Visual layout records
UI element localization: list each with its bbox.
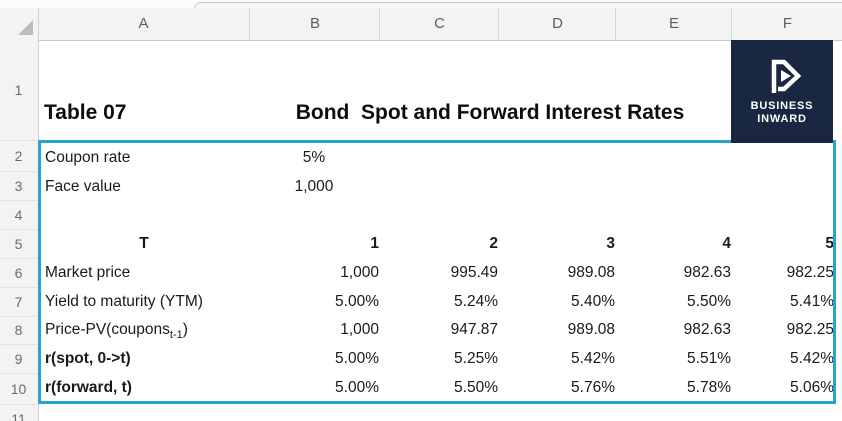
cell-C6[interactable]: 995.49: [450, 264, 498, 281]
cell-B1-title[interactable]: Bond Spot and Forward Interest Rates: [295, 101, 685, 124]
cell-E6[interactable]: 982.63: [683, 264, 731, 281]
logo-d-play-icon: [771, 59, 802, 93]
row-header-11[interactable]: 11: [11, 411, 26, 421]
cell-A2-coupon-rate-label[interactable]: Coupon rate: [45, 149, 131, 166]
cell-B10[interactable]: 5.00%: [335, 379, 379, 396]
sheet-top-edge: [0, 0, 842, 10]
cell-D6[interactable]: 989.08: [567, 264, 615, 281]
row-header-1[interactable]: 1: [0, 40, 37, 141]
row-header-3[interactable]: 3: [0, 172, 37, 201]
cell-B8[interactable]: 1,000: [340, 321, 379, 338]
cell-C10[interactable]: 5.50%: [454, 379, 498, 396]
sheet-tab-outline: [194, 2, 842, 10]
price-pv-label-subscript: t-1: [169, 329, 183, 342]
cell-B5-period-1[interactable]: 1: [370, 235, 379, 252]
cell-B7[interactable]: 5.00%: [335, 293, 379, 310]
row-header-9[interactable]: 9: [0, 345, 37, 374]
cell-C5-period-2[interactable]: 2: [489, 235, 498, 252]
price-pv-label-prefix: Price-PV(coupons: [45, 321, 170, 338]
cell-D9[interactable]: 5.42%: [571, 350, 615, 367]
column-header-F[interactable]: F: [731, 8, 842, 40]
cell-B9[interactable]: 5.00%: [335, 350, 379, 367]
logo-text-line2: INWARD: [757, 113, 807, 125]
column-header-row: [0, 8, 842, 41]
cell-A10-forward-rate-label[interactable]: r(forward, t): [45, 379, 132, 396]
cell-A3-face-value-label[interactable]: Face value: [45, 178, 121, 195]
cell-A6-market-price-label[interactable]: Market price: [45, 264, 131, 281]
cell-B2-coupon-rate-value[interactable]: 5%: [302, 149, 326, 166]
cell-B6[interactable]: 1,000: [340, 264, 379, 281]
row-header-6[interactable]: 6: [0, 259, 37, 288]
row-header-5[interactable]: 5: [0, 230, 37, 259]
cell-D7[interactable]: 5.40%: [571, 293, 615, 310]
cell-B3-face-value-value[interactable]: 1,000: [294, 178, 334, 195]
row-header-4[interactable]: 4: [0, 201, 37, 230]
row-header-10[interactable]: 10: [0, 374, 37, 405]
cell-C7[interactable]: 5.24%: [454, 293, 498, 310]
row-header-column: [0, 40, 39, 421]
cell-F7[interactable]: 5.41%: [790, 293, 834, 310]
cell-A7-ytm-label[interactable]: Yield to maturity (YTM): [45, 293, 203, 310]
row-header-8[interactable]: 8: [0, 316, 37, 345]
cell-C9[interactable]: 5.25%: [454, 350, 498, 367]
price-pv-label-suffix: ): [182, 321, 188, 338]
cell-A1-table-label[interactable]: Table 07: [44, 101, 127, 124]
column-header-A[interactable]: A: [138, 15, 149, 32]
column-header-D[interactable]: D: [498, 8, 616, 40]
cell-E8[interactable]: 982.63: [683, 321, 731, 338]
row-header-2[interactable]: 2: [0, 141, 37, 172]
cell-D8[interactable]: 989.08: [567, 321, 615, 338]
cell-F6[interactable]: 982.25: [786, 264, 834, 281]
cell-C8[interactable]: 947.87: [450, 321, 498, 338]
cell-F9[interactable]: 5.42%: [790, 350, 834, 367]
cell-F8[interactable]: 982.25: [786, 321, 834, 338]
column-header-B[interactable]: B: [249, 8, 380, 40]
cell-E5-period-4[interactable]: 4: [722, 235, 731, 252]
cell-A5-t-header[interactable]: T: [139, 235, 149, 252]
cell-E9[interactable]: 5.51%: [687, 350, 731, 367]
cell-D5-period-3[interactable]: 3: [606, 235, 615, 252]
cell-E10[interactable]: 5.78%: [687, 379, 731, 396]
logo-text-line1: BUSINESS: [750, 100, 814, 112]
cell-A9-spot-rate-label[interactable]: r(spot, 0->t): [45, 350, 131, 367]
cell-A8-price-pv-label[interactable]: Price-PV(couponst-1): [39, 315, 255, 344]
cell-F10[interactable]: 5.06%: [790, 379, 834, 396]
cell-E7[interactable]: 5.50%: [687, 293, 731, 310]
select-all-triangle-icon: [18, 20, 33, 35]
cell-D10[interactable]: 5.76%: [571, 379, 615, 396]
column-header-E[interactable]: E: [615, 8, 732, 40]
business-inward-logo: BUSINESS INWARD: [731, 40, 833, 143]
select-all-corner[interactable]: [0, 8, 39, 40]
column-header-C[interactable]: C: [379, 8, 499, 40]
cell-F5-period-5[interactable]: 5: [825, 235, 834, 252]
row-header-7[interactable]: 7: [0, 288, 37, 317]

---

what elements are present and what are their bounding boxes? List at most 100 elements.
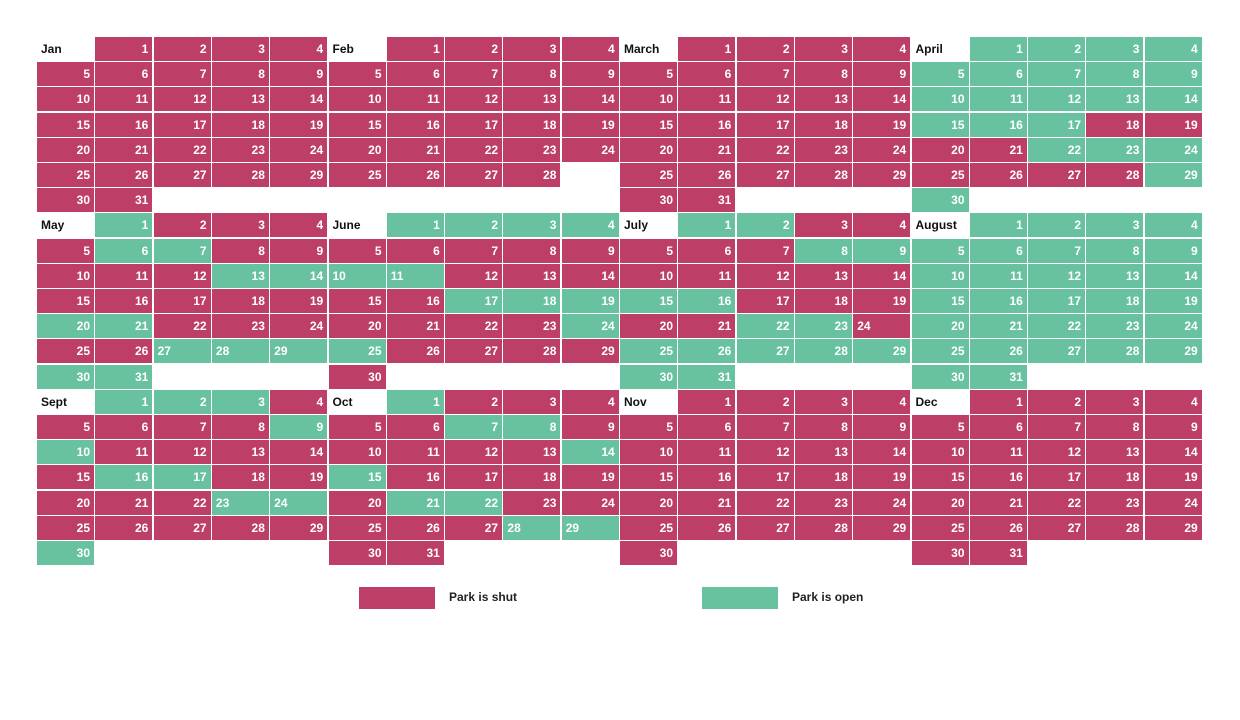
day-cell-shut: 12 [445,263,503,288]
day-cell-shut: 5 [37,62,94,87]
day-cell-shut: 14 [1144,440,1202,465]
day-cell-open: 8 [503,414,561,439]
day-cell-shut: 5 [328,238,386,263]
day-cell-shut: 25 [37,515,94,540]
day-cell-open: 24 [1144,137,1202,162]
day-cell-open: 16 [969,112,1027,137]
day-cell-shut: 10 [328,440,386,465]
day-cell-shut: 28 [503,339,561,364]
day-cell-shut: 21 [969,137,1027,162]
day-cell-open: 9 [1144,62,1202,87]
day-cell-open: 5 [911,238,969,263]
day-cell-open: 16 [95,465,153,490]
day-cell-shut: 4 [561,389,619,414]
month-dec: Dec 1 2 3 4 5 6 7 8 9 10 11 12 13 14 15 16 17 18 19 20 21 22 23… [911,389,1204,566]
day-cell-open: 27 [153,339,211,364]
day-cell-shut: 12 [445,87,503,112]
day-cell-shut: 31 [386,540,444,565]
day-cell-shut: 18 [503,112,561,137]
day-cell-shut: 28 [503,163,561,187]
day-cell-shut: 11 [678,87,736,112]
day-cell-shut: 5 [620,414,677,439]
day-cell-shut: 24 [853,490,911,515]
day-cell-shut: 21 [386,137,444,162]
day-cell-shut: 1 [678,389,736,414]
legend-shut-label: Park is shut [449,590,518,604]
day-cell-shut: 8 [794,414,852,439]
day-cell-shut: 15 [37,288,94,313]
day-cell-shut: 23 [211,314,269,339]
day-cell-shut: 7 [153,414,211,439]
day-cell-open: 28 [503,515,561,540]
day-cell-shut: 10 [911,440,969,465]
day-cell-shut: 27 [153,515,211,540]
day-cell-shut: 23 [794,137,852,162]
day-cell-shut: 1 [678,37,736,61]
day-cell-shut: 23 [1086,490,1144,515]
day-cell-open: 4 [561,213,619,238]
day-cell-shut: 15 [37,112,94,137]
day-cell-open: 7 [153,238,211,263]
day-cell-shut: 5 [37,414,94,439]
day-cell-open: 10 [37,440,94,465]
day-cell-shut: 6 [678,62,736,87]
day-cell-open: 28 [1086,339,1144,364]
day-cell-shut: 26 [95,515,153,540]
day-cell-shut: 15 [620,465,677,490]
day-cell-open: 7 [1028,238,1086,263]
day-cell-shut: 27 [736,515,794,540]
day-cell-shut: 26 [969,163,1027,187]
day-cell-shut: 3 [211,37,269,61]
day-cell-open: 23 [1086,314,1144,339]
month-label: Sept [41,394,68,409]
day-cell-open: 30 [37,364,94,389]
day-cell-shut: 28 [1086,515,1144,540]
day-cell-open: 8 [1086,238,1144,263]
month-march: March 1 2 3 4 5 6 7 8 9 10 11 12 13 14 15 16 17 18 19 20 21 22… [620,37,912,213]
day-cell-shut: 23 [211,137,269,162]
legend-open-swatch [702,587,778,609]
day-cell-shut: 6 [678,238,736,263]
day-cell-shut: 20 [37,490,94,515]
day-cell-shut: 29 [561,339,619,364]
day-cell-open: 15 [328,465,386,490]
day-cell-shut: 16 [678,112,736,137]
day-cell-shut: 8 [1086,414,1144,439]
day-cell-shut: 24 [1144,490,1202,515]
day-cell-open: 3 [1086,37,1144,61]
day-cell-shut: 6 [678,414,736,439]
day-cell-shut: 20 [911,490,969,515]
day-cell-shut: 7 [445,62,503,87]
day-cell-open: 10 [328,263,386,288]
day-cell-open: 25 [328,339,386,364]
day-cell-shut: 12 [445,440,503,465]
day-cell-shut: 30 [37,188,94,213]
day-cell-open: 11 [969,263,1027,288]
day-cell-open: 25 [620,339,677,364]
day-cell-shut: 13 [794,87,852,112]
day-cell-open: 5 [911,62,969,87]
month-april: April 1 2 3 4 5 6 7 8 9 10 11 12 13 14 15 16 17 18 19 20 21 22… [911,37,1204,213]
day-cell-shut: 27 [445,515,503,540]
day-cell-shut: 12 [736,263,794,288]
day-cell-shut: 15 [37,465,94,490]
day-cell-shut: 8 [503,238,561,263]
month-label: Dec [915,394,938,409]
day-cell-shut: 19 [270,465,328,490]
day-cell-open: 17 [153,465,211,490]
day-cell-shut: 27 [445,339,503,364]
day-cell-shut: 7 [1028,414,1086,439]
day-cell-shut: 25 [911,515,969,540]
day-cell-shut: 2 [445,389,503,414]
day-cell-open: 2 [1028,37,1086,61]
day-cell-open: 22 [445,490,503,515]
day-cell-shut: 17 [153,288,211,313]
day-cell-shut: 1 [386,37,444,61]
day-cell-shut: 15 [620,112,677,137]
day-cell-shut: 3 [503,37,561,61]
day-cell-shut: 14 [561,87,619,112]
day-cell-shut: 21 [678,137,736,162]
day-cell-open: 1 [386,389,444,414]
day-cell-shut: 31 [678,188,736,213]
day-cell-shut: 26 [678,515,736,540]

**WORK TO BE COMPLETED**
Edit the lines from the one with "cell-C6[interactable]: 995.49: [450, 264, 498, 281]" to the one with "cell-A7-ytm-label[interactable]: Yield to" so that "interactable" becomes "clickable" everywhere it appears, and write those lines out again with nothing else changed.

**OUTPUT FOR THIS EXERCISE**
cell-C6[clickable]: 995.49: [450, 264, 498, 281]
cell-B1-title[clickable]: Bond Spot and Forward Interest Rates: [295, 101, 685, 124]
cell-E6[clickable]: 982.63: [683, 264, 731, 281]
logo-d-play-icon: [771, 59, 802, 93]
row-header-11[clickable]: 11: [11, 411, 26, 421]
cell-A2-coupon-rate-label[clickable]: Coupon rate: [45, 149, 131, 166]
cell-B10[clickable]: 5.00%: [335, 379, 379, 396]
sheet-top-edge: [0, 0, 842, 10]
cell-D6[clickable]: 989.08: [567, 264, 615, 281]
row-header-1[clickable]: 1: [0, 40, 37, 141]
row-header-3[clickable]: 3: [0, 172, 37, 201]
cell-B8[clickable]: 1,000: [340, 321, 379, 338]
cell-C10[clickable]: 5.50%: [454, 379, 498, 396]
sheet-tab-outline: [194, 2, 842, 10]
price-pv-label-subscript: t-1: [169, 329, 183, 342]
cell-B5-period-1[clickable]: 1: [370, 235, 379, 252]
cell-B7[clickable]: 5.00%: [335, 293, 379, 310]
row-header-9[clickable]: 9: [0, 345, 37, 374]
cell-C5-period-2[clickable]: 2: [489, 235, 498, 252]
price-pv-label-prefix: Price-PV(coupons: [45, 321, 170, 338]
cell-D9[clickable]: 5.42%: [571, 350, 615, 367]
column-header-F[clickable]: F: [731, 8, 842, 40]
cell-B9[clickable]: 5.00%: [335, 350, 379, 367]
logo-text-line2: INWARD: [757, 113, 807, 125]
column-header-row: [0, 8, 842, 41]
cell-A10-forward-rate-label[clickable]: r(forward, t): [45, 379, 132, 396]
cell-A3-face-value-label[clickable]: Face value: [45, 178, 121, 195]
cell-A6-market-price-label[clickable]: Market price: [45, 264, 131, 281]
cell-B2-coupon-rate-value[clickable]: 5%: [302, 149, 326, 166]
cell-B6[clickable]: 1,000: [340, 264, 379, 281]
row-header-6[clickable]: 6: [0, 259, 37, 288]
row-header-5[clickable]: 5: [0, 230, 37, 259]
cell-D7[clickable]: 5.40%: [571, 293, 615, 310]
cell-B3-face-value-value[clickable]: 1,000: [294, 178, 334, 195]
row-header-4[clickable]: 4: [0, 201, 37, 230]
row-header-10[clickable]: 10: [0, 374, 37, 405]
cell-C7[clickable]: 5.24%: [454, 293, 498, 310]
row-header-column: [0, 40, 39, 421]
cell-F7[clickable]: 5.41%: [790, 293, 834, 310]
cell-A7-ytm-label[clickable]: Yield to maturity (YTM): [45, 293, 203, 310]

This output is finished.